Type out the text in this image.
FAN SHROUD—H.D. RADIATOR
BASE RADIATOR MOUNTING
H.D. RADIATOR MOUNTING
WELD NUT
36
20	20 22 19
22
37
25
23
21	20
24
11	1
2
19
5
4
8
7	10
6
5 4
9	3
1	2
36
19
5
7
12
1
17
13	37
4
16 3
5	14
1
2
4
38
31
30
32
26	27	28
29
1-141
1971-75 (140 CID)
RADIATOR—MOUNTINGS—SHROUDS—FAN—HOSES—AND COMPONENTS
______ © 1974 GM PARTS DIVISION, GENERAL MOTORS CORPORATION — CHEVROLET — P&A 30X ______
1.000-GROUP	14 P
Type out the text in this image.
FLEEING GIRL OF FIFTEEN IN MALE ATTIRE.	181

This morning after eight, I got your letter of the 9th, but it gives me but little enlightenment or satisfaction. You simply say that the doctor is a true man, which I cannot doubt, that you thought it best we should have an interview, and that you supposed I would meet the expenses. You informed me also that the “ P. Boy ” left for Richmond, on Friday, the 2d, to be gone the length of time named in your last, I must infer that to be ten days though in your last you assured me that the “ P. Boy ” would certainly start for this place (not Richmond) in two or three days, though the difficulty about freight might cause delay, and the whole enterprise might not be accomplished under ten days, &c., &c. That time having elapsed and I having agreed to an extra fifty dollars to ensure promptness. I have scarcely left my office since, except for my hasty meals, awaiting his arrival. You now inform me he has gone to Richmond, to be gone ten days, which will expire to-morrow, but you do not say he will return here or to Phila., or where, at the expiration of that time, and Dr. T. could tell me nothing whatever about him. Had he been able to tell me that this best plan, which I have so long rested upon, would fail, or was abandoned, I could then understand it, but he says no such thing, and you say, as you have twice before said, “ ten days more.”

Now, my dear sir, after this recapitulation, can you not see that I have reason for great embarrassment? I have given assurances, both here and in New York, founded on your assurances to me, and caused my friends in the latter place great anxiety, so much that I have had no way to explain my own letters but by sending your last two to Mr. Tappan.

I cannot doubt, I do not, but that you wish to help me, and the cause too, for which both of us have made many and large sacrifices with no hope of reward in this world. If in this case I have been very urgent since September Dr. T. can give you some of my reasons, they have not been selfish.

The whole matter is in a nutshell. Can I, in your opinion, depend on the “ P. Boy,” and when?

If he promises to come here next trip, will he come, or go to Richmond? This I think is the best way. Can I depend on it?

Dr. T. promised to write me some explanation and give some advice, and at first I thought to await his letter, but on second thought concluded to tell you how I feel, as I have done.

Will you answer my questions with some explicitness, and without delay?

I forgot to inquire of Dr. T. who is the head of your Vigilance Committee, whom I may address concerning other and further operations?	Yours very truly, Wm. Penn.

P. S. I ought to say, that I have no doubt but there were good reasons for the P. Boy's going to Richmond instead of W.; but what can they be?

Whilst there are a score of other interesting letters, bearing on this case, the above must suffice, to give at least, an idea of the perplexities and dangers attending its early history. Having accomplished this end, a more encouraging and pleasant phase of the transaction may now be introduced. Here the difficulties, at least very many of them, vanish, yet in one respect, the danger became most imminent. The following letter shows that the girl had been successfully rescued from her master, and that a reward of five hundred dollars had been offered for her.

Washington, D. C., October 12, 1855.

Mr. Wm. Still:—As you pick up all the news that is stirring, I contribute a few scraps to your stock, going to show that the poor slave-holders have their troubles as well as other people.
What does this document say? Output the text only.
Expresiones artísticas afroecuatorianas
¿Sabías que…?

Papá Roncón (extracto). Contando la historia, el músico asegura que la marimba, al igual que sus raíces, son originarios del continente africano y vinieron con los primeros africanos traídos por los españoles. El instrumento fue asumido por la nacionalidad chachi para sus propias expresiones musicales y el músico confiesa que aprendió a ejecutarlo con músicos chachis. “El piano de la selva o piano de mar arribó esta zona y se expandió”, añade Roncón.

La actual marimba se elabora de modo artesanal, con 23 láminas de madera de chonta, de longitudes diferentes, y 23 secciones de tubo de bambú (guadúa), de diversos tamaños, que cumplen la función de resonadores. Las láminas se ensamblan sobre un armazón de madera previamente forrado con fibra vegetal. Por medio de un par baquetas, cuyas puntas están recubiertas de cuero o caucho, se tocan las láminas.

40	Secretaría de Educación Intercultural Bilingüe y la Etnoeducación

▶ _WHAT THE EXERCISE ASKS_:
Using the listing above, retype each line exactly.

▶ _THE RESPONSE_:
Type out the text in this image.
FAN SHROUD—H.D. RADIATOR
BASE RADIATOR MOUNTING
H.D. RADIATOR MOUNTING
WELD NUT
36
20	20 22 19
22
37
25
23
21	20
24
11	1
2
19
5
4
8
7	10
6
5 4
9	3
1	2
36
19
5
7
12
1
17
13	37
4
16 3
5	14
1
2
4
38
31
30
32
26	27	28
29
1-141
1971-75 (140 CID)
RADIATOR—MOUNTINGS—SHROUDS—FAN—HOSES—AND COMPONENTS
______ © 1974 GM PARTS DIVISION, GENERAL MOTORS CORPORATION — CHEVROLET — P&A 30X ______
1.000-GROUP	14 P
Type out the text in this image.
FLEEING GIRL OF FIFTEEN IN MALE ATTIRE.	181

This morning after eight, I got your letter of the 9th, but it gives me but little enlightenment or satisfaction. You simply say that the doctor is a true man, which I cannot doubt, that you thought it best we should have an interview, and that you supposed I would meet the expenses. You informed me also that the “ P. Boy ” left for Richmond, on Friday, the 2d, to be gone the length of time named in your last, I must infer that to be ten days though in your last you assured me that the “ P. Boy ” would certainly start for this place (not Richmond) in two or three days, though the difficulty about freight might cause delay, and the whole enterprise might not be accomplished under ten days, &c., &c. That time having elapsed and I having agreed to an extra fifty dollars to ensure promptness. I have scarcely left my office since, except for my hasty meals, awaiting his arrival. You now inform me he has gone to Richmond, to be gone ten days, which will expire to-morrow, but you do not say he will return here or to Phila., or where, at the expiration of that time, and Dr. T. could tell me nothing whatever about him. Had he been able to tell me that this best plan, which I have so long rested upon, would fail, or was abandoned, I could then understand it, but he says no such thing, and you say, as you have twice before said, “ ten days more.”

Now, my dear sir, after this recapitulation, can you not see that I have reason for great embarrassment? I have given assurances, both here and in New York, founded on your assurances to me, and caused my friends in the latter place great anxiety, so much that I have had no way to explain my own letters but by sending your last two to Mr. Tappan.

I cannot doubt, I do not, but that you wish to help me, and the cause too, for which both of us have made many and large sacrifices with no hope of reward in this world. If in this case I have been very urgent since September Dr. T. can give you some of my reasons, they have not been selfish.

The whole matter is in a nutshell. Can I, in your opinion, depend on the “ P. Boy,” and when?

If he promises to come here next trip, will he come, or go to Richmond? This I think is the best way. Can I depend on it?

Dr. T. promised to write me some explanation and give some advice, and at first I thought to await his letter, but on second thought concluded to tell you how I feel, as I have done.

Will you answer my questions with some explicitness, and without delay?

I forgot to inquire of Dr. T. who is the head of your Vigilance Committee, whom I may address concerning other and further operations?	Yours very truly, Wm. Penn.

P. S. I ought to say, that I have no doubt but there were good reasons for the P. Boy's going to Richmond instead of W.; but what can they be?

Whilst there are a score of other interesting letters, bearing on this case, the above must suffice, to give at least, an idea of the perplexities and dangers attending its early history. Having accomplished this end, a more encouraging and pleasant phase of the transaction may now be introduced. Here the difficulties, at least very many of them, vanish, yet in one respect, the danger became most imminent. The following letter shows that the girl had been successfully rescued from her master, and that a reward of five hundred dollars had been offered for her.

Washington, D. C., October 12, 1855.

Mr. Wm. Still:—As you pick up all the news that is stirring, I contribute a few scraps to your stock, going to show that the poor slave-holders have their troubles as well as other people.
What does this document say? Output the text only.
Expresiones artísticas afroecuatorianas
¿Sabías que…?

Papá Roncón (extracto). Contando la historia, el músico asegura que la marimba, al igual que sus raíces, son originarios del continente africano y vinieron con los primeros africanos traídos por los españoles. El instrumento fue asumido por la nacionalidad chachi para sus propias expresiones musicales y el músico confiesa que aprendió a ejecutarlo con músicos chachis. “El piano de la selva o piano de mar arribó esta zona y se expandió”, añade Roncón.

La actual marimba se elabora de modo artesanal, con 23 láminas de madera de chonta, de longitudes diferentes, y 23 secciones de tubo de bambú (guadúa), de diversos tamaños, que cumplen la función de resonadores. Las láminas se ensamblan sobre un armazón de madera previamente forrado con fibra vegetal. Por medio de un par baquetas, cuyas puntas están recubiertas de cuero o caucho, se tocan las láminas.

40	Secretaría de Educación Intercultural Bilingüe y la Etnoeducación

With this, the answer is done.